Data entries:
Start

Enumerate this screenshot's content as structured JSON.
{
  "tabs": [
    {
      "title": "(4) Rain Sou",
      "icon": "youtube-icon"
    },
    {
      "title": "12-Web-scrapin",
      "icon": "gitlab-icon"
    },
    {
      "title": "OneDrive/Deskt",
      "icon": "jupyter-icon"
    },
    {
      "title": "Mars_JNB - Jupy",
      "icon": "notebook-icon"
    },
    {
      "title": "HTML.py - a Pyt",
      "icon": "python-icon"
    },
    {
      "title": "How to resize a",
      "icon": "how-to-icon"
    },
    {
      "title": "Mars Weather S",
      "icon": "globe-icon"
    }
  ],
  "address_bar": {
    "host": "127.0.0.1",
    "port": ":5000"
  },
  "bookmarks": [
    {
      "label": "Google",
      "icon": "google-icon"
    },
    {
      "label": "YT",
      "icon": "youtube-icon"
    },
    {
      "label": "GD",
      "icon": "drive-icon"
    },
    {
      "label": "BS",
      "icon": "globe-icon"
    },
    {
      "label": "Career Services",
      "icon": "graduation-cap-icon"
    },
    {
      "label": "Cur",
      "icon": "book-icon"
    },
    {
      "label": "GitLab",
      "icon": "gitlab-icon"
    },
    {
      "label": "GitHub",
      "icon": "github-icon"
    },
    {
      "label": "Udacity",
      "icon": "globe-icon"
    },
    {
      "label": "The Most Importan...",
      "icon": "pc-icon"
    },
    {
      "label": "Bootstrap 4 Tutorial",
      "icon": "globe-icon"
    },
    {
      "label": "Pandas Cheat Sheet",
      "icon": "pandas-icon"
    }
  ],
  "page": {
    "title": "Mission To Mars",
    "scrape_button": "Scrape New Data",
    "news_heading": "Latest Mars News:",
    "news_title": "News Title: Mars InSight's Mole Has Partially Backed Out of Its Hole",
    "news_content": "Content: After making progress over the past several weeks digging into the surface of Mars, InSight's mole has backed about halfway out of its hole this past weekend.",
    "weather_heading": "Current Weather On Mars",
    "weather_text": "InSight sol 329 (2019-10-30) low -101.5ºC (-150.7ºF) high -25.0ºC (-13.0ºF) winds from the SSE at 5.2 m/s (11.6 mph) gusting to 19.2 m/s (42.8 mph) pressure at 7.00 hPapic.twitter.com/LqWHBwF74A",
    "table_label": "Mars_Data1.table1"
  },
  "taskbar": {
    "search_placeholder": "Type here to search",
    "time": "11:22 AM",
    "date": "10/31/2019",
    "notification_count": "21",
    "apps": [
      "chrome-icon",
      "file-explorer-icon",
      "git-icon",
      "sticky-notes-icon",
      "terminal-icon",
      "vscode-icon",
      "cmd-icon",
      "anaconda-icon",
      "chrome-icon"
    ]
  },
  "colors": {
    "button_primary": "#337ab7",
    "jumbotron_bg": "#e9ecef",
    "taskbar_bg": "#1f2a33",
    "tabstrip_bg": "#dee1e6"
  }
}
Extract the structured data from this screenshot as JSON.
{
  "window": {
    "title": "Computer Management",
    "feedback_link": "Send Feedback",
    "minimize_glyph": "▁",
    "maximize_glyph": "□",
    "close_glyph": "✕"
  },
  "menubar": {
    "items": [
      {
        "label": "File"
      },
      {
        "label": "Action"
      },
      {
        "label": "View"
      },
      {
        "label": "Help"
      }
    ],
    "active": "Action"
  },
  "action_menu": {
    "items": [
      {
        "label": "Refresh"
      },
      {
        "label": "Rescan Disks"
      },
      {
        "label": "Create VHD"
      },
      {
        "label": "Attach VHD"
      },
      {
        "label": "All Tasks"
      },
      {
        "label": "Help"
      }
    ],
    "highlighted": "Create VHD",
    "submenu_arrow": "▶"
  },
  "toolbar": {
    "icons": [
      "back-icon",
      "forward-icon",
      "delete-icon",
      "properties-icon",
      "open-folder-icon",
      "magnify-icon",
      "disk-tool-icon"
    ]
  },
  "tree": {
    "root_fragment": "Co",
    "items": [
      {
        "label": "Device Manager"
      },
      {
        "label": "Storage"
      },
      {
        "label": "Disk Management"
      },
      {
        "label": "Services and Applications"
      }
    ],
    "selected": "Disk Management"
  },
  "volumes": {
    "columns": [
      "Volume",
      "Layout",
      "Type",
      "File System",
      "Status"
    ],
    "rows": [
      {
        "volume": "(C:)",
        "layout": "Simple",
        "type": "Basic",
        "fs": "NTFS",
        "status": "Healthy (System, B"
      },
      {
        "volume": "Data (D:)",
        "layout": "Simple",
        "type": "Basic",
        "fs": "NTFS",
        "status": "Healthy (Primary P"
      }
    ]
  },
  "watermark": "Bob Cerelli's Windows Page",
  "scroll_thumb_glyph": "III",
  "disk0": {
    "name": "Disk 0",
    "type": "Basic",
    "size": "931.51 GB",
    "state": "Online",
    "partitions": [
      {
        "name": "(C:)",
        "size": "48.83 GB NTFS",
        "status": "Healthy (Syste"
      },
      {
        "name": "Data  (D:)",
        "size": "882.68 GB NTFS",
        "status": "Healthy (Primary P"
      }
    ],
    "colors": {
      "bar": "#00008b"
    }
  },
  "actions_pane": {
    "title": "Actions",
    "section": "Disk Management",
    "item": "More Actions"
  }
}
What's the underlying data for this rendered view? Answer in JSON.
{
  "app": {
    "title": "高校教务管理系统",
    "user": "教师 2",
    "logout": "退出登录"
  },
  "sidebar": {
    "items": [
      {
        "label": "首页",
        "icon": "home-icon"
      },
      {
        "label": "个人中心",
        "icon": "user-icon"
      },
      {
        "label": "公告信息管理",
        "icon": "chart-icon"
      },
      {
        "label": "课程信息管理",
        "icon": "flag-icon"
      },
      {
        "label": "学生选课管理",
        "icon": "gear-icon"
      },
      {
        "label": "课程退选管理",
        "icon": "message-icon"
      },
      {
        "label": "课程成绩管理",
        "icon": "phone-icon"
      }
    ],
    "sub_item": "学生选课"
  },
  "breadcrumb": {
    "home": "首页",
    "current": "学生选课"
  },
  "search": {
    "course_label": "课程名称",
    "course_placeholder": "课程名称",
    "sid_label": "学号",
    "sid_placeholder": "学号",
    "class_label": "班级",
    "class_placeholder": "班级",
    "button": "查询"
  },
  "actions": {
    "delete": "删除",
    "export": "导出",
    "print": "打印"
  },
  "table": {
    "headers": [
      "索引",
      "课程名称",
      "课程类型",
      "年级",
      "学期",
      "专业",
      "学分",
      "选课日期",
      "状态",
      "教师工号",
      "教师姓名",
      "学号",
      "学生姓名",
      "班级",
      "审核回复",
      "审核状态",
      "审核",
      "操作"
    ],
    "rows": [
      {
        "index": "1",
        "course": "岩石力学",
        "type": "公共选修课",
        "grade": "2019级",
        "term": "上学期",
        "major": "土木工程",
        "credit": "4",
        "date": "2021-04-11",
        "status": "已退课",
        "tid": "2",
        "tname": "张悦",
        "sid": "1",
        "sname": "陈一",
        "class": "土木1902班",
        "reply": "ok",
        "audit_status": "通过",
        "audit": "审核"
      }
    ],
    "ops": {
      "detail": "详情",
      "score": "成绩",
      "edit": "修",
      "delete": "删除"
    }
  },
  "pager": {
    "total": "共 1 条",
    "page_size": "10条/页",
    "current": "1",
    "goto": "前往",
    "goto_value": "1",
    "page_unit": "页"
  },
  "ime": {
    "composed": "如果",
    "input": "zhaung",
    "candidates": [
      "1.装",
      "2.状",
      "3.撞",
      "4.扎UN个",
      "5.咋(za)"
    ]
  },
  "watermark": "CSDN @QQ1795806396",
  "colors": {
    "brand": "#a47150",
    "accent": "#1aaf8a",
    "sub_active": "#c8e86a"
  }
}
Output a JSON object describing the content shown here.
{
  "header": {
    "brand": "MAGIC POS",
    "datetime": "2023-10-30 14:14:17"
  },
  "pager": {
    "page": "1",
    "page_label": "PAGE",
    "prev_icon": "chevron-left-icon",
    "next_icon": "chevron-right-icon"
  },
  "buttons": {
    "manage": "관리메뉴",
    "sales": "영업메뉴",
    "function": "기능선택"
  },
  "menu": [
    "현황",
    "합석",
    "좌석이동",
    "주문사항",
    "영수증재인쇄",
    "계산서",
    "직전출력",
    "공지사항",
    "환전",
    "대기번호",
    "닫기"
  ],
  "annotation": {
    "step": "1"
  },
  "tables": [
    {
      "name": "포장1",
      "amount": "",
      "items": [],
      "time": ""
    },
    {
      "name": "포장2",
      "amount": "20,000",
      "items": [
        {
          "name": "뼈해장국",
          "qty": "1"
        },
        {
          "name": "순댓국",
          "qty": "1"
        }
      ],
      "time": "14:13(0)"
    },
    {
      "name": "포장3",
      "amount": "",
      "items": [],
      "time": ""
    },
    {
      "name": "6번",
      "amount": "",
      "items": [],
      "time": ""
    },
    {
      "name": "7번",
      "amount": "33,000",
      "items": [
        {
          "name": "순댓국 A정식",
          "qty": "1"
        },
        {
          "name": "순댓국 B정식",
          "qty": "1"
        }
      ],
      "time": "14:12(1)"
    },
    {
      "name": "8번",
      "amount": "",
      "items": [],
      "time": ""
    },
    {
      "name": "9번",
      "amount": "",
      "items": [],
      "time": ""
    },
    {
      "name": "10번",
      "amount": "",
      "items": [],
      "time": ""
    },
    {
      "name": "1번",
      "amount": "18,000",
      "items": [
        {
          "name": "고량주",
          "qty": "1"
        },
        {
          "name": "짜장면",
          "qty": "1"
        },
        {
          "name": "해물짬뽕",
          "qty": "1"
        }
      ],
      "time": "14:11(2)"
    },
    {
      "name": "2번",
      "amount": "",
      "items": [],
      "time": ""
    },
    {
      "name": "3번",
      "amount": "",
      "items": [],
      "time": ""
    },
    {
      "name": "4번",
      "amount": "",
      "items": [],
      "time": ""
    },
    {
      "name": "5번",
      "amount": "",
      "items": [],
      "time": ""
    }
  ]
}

End

* What you are asked to do *
Find every line in the records that contains the word "Create"; copy those lines.

* In response *
        "label": "Create VHD"
    "highlighted": "Create VHD",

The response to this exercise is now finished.